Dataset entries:
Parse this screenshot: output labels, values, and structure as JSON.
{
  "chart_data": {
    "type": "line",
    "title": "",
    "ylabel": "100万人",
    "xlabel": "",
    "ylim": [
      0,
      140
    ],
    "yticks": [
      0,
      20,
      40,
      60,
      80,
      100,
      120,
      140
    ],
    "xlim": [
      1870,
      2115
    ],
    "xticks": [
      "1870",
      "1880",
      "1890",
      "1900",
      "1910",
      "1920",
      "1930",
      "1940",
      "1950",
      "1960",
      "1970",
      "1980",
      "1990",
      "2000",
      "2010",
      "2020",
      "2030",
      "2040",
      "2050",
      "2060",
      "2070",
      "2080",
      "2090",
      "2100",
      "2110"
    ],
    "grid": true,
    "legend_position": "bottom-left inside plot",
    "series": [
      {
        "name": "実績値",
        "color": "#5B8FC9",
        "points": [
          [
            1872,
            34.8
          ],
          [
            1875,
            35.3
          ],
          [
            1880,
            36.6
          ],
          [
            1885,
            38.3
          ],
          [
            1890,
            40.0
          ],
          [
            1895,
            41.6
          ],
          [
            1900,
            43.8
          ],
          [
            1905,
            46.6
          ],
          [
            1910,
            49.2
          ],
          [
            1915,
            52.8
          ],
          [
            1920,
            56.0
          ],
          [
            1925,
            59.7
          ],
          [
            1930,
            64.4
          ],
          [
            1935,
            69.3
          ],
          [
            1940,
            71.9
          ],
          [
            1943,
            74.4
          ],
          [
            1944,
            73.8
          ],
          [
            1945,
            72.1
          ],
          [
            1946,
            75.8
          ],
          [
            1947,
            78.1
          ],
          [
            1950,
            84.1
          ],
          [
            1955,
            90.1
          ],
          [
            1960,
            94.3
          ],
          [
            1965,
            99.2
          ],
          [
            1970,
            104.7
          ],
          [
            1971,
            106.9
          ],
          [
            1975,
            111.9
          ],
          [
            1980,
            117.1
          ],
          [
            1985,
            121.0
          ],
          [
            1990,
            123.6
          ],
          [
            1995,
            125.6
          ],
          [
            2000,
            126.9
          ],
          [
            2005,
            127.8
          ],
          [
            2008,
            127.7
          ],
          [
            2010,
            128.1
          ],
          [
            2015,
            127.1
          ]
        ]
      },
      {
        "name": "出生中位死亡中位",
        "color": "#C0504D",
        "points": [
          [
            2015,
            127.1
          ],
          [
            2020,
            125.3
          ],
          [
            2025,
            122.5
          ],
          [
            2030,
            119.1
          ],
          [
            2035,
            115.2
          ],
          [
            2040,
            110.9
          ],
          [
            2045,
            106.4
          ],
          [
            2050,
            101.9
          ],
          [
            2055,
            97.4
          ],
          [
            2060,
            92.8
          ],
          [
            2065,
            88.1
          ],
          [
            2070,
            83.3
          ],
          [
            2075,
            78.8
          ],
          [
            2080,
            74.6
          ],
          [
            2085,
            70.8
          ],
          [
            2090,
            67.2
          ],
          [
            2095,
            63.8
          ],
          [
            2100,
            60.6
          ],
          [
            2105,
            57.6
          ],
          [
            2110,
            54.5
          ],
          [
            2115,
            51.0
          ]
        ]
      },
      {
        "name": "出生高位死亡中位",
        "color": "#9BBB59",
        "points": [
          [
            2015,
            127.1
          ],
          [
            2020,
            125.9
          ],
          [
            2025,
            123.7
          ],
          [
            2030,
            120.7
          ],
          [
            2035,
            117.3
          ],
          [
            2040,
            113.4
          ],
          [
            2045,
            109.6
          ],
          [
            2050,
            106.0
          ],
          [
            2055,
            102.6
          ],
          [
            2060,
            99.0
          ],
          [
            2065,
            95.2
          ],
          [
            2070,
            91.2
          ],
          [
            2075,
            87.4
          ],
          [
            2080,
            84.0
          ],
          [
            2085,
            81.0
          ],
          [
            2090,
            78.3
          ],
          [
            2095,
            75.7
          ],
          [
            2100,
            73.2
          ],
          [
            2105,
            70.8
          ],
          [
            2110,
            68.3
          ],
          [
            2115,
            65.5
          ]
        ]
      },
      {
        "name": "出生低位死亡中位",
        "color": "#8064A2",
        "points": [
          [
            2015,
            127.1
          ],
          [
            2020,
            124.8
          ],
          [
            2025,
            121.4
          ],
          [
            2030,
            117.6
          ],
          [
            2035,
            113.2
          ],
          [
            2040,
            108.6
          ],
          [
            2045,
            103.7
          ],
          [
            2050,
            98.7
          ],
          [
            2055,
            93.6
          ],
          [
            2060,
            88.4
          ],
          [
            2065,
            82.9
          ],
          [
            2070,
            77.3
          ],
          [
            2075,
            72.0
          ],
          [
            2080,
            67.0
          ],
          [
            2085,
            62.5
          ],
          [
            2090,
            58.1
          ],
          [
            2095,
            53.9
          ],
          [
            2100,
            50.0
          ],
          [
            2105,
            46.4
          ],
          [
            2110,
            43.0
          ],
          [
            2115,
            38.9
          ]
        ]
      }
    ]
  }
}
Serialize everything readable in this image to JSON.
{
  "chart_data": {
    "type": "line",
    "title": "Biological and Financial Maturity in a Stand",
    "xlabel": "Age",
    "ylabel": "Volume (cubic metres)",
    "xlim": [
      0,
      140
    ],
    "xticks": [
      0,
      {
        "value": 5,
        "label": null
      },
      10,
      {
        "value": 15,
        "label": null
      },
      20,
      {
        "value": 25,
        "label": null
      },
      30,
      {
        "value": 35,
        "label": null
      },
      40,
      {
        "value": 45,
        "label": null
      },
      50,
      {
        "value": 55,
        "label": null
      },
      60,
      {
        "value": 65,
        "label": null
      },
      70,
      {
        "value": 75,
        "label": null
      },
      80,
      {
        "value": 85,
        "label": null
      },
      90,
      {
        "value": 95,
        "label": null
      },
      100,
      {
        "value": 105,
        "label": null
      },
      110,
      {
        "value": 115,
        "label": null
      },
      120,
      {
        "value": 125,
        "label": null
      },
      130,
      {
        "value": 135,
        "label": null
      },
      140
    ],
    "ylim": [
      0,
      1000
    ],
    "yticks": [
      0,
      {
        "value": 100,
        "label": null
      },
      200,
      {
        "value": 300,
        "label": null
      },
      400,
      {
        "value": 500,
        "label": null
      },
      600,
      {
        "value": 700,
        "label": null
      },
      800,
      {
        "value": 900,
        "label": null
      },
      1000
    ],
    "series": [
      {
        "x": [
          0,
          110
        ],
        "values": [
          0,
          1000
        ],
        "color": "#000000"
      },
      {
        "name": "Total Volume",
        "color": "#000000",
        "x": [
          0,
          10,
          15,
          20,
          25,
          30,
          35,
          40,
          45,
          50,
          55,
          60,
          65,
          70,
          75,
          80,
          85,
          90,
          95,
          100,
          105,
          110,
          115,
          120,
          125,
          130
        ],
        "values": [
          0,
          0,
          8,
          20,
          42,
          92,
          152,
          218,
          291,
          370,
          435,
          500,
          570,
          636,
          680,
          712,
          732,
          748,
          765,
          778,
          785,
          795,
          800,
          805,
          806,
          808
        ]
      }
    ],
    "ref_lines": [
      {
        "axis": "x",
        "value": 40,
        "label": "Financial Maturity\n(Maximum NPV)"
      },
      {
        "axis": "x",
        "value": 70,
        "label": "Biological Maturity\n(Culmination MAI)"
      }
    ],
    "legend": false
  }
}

Work instructions: Extract each entry in full and write it down exactly.

Problem solution:
Parse this screenshot: output labels, values, and structure as JSON.
{
  "chart_data": {
    "type": "line",
    "title": "",
    "ylabel": "100万人",
    "xlabel": "",
    "ylim": [
      0,
      140
    ],
    "yticks": [
      0,
      20,
      40,
      60,
      80,
      100,
      120,
      140
    ],
    "xlim": [
      1870,
      2115
    ],
    "xticks": [
      "1870",
      "1880",
      "1890",
      "1900",
      "1910",
      "1920",
      "1930",
      "1940",
      "1950",
      "1960",
      "1970",
      "1980",
      "1990",
      "2000",
      "2010",
      "2020",
      "2030",
      "2040",
      "2050",
      "2060",
      "2070",
      "2080",
      "2090",
      "2100",
      "2110"
    ],
    "grid": true,
    "legend_position": "bottom-left inside plot",
    "series": [
      {
        "name": "実績値",
        "color": "#5B8FC9",
        "points": [
          [
            1872,
            34.8
          ],
          [
            1875,
            35.3
          ],
          [
            1880,
            36.6
          ],
          [
            1885,
            38.3
          ],
          [
            1890,
            40.0
          ],
          [
            1895,
            41.6
          ],
          [
            1900,
            43.8
          ],
          [
            1905,
            46.6
          ],
          [
            1910,
            49.2
          ],
          [
            1915,
            52.8
          ],
          [
            1920,
            56.0
          ],
          [
            1925,
            59.7
          ],
          [
            1930,
            64.4
          ],
          [
            1935,
            69.3
          ],
          [
            1940,
            71.9
          ],
          [
            1943,
            74.4
          ],
          [
            1944,
            73.8
          ],
          [
            1945,
            72.1
          ],
          [
            1946,
            75.8
          ],
          [
            1947,
            78.1
          ],
          [
            1950,
            84.1
          ],
          [
            1955,
            90.1
          ],
          [
            1960,
            94.3
          ],
          [
            1965,
            99.2
          ],
          [
            1970,
            104.7
          ],
          [
            1971,
            106.9
          ],
          [
            1975,
            111.9
          ],
          [
            1980,
            117.1
          ],
          [
            1985,
            121.0
          ],
          [
            1990,
            123.6
          ],
          [
            1995,
            125.6
          ],
          [
            2000,
            126.9
          ],
          [
            2005,
            127.8
          ],
          [
            2008,
            127.7
          ],
          [
            2010,
            128.1
          ],
          [
            2015,
            127.1
          ]
        ]
      },
      {
        "name": "出生中位死亡中位",
        "color": "#C0504D",
        "points": [
          [
            2015,
            127.1
          ],
          [
            2020,
            125.3
          ],
          [
            2025,
            122.5
          ],
          [
            2030,
            119.1
          ],
          [
            2035,
            115.2
          ],
          [
            2040,
            110.9
          ],
          [
            2045,
            106.4
          ],
          [
            2050,
            101.9
          ],
          [
            2055,
            97.4
          ],
          [
            2060,
            92.8
          ],
          [
            2065,
            88.1
          ],
          [
            2070,
            83.3
          ],
          [
            2075,
            78.8
          ],
          [
            2080,
            74.6
          ],
          [
            2085,
            70.8
          ],
          [
            2090,
            67.2
          ],
          [
            2095,
            63.8
          ],
          [
            2100,
            60.6
          ],
          [
            2105,
            57.6
          ],
          [
            2110,
            54.5
          ],
          [
            2115,
            51.0
          ]
        ]
      },
      {
        "name": "出生高位死亡中位",
        "color": "#9BBB59",
        "points": [
          [
            2015,
            127.1
          ],
          [
            2020,
            125.9
          ],
          [
            2025,
            123.7
          ],
          [
            2030,
            120.7
          ],
          [
            2035,
            117.3
          ],
          [
            2040,
            113.4
          ],
          [
            2045,
            109.6
          ],
          [
            2050,
            106.0
          ],
          [
            2055,
            102.6
          ],
          [
            2060,
            99.0
          ],
          [
            2065,
            95.2
          ],
          [
            2070,
            91.2
          ],
          [
            2075,
            87.4
          ],
          [
            2080,
            84.0
          ],
          [
            2085,
            81.0
          ],
          [
            2090,
            78.3
          ],
          [
            2095,
            75.7
          ],
          [
            2100,
            73.2
          ],
          [
            2105,
            70.8
          ],
          [
            2110,
            68.3
          ],
          [
            2115,
            65.5
          ]
        ]
      },
      {
        "name": "出生低位死亡中位",
        "color": "#8064A2",
        "points": [
          [
            2015,
            127.1
          ],
          [
            2020,
            124.8
          ],
          [
            2025,
            121.4
          ],
          [
            2030,
            117.6
          ],
          [
            2035,
            113.2
          ],
          [
            2040,
            108.6
          ],
          [
            2045,
            103.7
          ],
          [
            2050,
            98.7
          ],
          [
            2055,
            93.6
          ],
          [
            2060,
            88.4
          ],
          [
            2065,
            82.9
          ],
          [
            2070,
            77.3
          ],
          [
            2075,
            72.0
          ],
          [
            2080,
            67.0
          ],
          [
            2085,
            62.5
          ],
          [
            2090,
            58.1
          ],
          [
            2095,
            53.9
          ],
          [
            2100,
            50.0
          ],
          [
            2105,
            46.4
          ],
          [
            2110,
            43.0
          ],
          [
            2115,
            38.9
          ]
        ]
      }
    ]
  }
}
Serialize everything readable in this image to JSON.
{
  "chart_data": {
    "type": "line",
    "title": "Biological and Financial Maturity in a Stand",
    "xlabel": "Age",
    "ylabel": "Volume (cubic metres)",
    "xlim": [
      0,
      140
    ],
    "xticks": [
      0,
      {
        "value": 5,
        "label": null
      },
      10,
      {
        "value": 15,
        "label": null
      },
      20,
      {
        "value": 25,
        "label": null
      },
      30,
      {
        "value": 35,
        "label": null
      },
      40,
      {
        "value": 45,
        "label": null
      },
      50,
      {
        "value": 55,
        "label": null
      },
      60,
      {
        "value": 65,
        "label": null
      },
      70,
      {
        "value": 75,
        "label": null
      },
      80,
      {
        "value": 85,
        "label": null
      },
      90,
      {
        "value": 95,
        "label": null
      },
      100,
      {
        "value": 105,
        "label": null
      },
      110,
      {
        "value": 115,
        "label": null
      },
      120,
      {
        "value": 125,
        "label": null
      },
      130,
      {
        "value": 135,
        "label": null
      },
      140
    ],
    "ylim": [
      0,
      1000
    ],
    "yticks": [
      0,
      {
        "value": 100,
        "label": null
      },
      200,
      {
        "value": 300,
        "label": null
      },
      400,
      {
        "value": 500,
        "label": null
      },
      600,
      {
        "value": 700,
        "label": null
      },
      800,
      {
        "value": 900,
        "label": null
      },
      1000
    ],
    "series": [
      {
        "x": [
          0,
          110
        ],
        "values": [
          0,
          1000
        ],
        "color": "#000000"
      },
      {
        "name": "Total Volume",
        "color": "#000000",
        "x": [
          0,
          10,
          15,
          20,
          25,
          30,
          35,
          40,
          45,
          50,
          55,
          60,
          65,
          70,
          75,
          80,
          85,
          90,
          95,
          100,
          105,
          110,
          115,
          120,
          125,
          130
        ],
        "values": [
          0,
          0,
          8,
          20,
          42,
          92,
          152,
          218,
          291,
          370,
          435,
          500,
          570,
          636,
          680,
          712,
          732,
          748,
          765,
          778,
          785,
          795,
          800,
          805,
          806,
          808
        ]
      }
    ],
    "ref_lines": [
      {
        "axis": "x",
        "value": 40,
        "label": "Financial Maturity\n(Maximum NPV)"
      },
      {
        "axis": "x",
        "value": 70,
        "label": "Biological Maturity\n(Culmination MAI)"
      }
    ],
    "legend": false
  }
}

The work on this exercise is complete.